* [Task description]: Your task is to copy each line that has the word "Hours".

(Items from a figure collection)
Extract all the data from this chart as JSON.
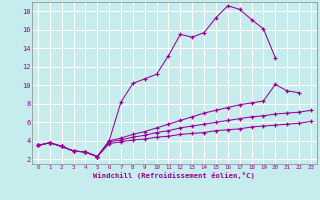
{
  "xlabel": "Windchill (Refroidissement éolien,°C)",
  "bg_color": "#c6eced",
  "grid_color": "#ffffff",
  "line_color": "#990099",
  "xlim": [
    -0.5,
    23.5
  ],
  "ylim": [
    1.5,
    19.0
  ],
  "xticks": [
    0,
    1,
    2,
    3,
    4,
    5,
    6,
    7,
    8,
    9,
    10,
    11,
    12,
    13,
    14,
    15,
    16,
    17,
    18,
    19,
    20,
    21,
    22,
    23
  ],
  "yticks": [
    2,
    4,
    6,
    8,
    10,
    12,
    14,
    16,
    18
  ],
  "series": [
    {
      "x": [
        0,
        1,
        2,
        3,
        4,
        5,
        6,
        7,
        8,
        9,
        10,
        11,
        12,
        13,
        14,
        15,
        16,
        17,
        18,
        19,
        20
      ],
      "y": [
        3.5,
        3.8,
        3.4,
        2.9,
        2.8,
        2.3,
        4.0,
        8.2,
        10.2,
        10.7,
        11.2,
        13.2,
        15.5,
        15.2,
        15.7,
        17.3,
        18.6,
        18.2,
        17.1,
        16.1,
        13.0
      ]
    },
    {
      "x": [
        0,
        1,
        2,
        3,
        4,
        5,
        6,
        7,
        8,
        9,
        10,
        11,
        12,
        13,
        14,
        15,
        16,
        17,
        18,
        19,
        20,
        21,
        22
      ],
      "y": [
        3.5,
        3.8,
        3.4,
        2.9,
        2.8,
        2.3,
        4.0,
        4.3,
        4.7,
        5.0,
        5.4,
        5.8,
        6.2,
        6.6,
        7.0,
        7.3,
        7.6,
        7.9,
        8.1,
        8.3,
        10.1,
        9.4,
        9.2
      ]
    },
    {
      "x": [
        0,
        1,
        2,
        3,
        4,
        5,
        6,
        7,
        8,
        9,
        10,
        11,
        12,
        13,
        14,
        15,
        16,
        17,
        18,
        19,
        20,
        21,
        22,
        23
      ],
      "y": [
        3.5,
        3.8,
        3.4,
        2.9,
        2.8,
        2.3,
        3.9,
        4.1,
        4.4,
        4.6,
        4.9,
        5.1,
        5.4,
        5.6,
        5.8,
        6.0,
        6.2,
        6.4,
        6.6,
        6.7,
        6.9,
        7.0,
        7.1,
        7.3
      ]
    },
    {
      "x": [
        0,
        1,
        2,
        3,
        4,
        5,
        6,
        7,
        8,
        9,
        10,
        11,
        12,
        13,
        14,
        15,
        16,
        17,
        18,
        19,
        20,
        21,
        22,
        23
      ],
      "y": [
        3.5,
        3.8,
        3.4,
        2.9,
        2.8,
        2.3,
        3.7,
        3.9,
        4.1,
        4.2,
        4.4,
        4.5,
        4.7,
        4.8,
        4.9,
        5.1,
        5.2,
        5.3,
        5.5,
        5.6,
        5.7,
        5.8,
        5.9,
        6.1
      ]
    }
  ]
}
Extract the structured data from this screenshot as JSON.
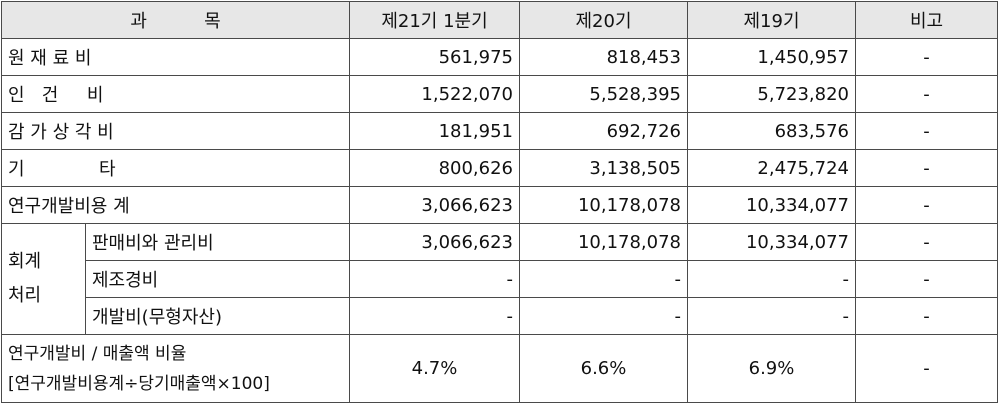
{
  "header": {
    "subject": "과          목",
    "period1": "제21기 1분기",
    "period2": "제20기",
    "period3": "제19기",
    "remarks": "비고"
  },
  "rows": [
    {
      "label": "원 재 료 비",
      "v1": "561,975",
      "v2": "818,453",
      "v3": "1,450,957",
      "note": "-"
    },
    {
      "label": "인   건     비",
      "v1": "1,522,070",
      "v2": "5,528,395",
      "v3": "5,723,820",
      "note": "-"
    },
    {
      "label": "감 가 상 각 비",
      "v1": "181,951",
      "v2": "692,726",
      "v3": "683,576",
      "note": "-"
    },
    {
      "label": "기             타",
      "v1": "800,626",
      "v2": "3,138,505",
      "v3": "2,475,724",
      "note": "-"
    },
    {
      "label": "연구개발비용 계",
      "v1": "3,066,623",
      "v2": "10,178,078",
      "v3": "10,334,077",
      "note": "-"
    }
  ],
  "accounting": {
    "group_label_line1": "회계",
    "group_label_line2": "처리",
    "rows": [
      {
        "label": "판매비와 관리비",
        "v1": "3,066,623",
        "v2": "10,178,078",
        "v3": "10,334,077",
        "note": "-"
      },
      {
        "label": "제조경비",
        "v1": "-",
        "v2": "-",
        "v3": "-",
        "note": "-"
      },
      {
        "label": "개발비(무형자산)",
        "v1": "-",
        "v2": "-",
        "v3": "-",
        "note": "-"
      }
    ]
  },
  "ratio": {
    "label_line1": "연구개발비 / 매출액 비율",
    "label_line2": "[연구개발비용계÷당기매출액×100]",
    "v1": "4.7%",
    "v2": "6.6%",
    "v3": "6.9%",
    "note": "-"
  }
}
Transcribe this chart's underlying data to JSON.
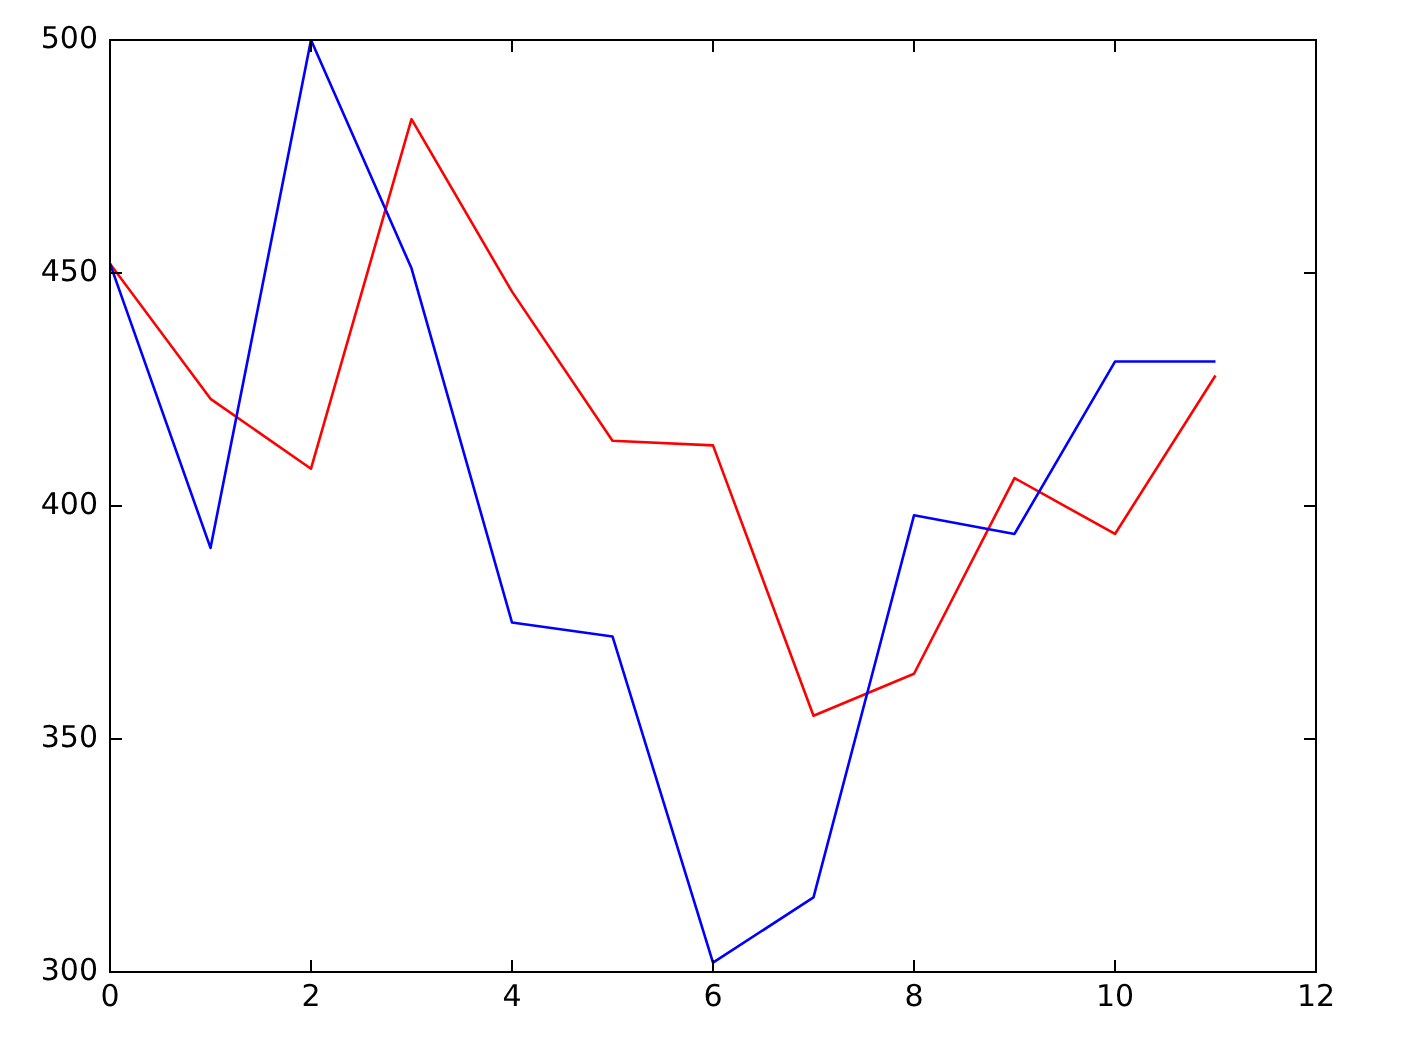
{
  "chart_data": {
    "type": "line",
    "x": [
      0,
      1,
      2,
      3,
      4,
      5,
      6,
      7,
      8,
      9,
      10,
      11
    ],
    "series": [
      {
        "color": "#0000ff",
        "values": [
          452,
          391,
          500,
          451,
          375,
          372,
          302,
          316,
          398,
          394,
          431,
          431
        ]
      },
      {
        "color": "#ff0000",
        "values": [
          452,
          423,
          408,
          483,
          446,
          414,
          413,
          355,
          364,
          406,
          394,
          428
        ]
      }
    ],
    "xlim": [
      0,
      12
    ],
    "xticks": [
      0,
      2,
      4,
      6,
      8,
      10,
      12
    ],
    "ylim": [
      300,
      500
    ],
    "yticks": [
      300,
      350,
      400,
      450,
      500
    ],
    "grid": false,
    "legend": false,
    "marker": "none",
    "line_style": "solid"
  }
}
...
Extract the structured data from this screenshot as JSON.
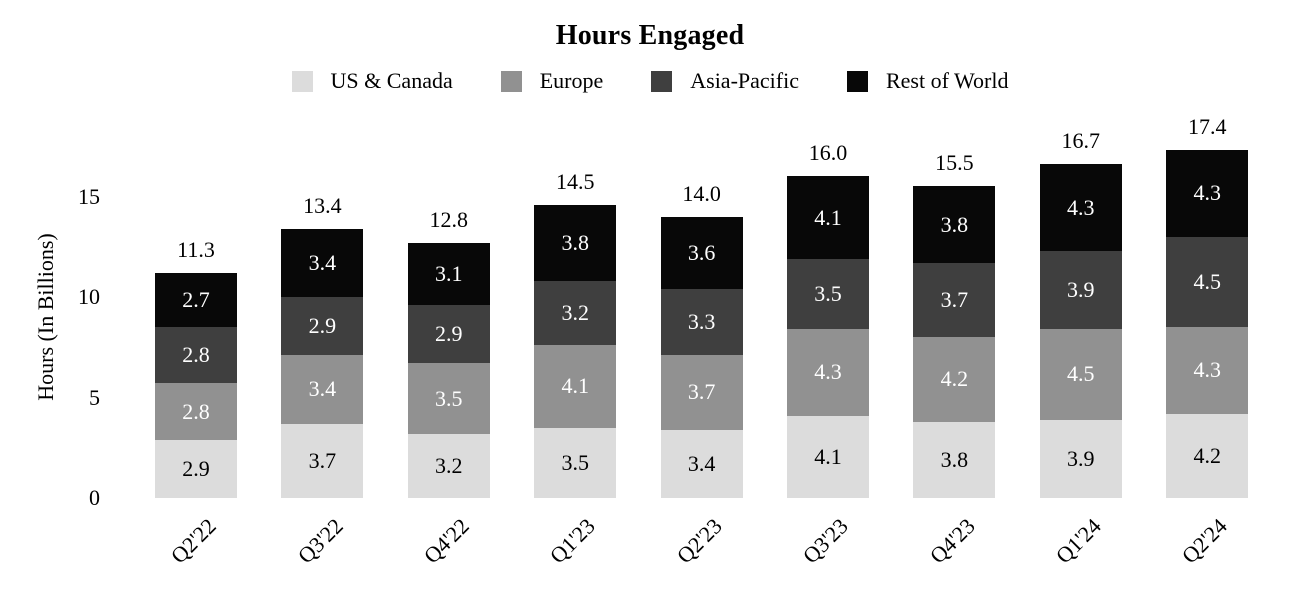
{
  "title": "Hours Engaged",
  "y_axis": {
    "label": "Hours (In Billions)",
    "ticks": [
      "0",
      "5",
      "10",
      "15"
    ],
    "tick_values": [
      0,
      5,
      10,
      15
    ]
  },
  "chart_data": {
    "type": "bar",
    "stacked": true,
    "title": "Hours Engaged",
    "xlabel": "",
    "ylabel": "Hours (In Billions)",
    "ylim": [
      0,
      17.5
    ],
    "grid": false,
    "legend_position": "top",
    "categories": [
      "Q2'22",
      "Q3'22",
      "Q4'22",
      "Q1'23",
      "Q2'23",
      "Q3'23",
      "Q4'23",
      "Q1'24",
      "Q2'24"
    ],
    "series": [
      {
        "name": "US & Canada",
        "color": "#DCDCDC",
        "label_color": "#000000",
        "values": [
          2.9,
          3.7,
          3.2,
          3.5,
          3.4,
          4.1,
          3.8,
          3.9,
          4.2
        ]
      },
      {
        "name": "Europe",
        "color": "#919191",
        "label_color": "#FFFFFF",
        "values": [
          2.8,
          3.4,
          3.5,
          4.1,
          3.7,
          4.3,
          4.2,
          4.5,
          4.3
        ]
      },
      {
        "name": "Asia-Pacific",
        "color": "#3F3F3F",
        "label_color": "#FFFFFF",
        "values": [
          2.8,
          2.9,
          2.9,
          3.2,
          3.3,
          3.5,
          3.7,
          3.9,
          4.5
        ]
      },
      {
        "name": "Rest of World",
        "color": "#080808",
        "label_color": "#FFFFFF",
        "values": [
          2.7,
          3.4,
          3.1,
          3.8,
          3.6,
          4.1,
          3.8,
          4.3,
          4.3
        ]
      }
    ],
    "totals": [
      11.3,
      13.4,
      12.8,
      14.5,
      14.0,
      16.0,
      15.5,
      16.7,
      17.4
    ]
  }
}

* [Reply]:
  "title": "Hours Engaged",
    "label": "Hours (In Billions)",
    "title": "Hours Engaged",
    "ylabel": "Hours (In Billions)",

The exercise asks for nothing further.